■ **Task input**:
******************************

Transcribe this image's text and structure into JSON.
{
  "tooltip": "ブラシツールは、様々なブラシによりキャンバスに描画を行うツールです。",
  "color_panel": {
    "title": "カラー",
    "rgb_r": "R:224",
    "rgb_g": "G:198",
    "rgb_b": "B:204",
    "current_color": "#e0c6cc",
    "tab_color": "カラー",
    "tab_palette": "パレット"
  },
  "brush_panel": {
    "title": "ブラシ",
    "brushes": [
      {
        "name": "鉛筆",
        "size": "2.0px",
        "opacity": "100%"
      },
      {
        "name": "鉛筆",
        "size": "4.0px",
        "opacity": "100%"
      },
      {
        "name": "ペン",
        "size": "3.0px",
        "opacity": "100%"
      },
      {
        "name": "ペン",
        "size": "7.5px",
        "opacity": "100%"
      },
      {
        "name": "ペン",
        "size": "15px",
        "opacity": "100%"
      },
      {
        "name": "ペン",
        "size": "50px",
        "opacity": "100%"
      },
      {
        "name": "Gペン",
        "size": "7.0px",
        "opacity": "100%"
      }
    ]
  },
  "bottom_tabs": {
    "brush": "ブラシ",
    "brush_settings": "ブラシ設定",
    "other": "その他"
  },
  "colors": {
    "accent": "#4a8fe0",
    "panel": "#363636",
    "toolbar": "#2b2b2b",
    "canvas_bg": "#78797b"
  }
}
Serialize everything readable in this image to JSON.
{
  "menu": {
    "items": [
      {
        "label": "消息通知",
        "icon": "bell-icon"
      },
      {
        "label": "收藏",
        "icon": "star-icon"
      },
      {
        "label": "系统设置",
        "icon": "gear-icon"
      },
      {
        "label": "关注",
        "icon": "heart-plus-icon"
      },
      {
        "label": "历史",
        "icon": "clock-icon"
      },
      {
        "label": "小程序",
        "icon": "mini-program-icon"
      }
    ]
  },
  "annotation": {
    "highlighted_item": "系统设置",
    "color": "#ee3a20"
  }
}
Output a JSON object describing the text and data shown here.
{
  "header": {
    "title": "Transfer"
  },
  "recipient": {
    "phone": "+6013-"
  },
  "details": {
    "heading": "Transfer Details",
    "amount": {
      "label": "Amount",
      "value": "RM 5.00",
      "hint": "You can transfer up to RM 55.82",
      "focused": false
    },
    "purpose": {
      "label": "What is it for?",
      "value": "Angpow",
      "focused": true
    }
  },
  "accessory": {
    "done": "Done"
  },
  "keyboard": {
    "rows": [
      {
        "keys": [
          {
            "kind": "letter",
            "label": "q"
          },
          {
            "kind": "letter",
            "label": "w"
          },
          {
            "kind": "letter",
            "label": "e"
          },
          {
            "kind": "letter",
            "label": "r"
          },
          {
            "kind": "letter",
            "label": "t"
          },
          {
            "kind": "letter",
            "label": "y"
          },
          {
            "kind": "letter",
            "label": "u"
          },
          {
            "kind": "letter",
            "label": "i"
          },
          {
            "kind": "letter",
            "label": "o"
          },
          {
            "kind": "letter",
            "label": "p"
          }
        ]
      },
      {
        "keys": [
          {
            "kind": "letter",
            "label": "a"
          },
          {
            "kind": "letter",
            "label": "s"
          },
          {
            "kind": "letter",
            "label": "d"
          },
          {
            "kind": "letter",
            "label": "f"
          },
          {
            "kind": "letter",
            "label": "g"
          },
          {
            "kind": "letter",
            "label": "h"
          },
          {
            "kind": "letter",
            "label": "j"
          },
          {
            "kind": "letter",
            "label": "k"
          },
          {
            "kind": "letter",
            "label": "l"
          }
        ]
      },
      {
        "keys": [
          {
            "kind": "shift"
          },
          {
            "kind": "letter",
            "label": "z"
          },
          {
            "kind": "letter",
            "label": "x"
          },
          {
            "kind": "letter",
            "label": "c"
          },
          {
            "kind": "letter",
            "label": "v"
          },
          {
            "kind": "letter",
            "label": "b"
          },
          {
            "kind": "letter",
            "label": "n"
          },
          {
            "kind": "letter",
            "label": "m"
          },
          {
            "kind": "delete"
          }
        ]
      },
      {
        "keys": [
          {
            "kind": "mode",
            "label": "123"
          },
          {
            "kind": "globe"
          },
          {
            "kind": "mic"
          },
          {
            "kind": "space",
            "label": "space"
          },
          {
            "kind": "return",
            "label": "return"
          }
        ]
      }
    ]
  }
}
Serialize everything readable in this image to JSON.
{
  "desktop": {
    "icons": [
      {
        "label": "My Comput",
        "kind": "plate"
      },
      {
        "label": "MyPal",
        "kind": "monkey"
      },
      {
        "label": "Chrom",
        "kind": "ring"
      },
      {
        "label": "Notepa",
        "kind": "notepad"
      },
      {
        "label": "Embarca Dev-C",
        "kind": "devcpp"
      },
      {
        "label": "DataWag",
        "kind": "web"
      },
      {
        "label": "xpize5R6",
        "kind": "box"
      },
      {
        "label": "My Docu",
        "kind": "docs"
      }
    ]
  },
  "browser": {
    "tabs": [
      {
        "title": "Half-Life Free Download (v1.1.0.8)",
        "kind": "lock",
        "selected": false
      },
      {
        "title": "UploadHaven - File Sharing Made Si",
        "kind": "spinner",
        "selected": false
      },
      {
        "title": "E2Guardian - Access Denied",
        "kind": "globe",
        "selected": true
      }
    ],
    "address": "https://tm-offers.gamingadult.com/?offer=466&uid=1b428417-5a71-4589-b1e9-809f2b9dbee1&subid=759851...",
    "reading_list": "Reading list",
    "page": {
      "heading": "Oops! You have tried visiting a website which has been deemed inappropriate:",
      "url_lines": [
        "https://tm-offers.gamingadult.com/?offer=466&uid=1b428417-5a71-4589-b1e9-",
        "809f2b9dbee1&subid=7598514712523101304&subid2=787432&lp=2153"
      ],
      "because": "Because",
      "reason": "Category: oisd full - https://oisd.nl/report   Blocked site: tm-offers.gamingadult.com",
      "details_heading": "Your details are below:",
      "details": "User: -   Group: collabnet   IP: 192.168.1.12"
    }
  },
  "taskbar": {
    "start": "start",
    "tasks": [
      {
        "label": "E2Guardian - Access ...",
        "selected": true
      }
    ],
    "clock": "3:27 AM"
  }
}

******************************

■ **Problem statement**:
Wherever a line in the data above holds "size", copy that line.

■ **The output**:
        "size": "2.0px",
        "size": "4.0px",
        "size": "3.0px",
        "size": "7.5px",
        "size": "15px",
        "size": "50px",
        "size": "7.0px",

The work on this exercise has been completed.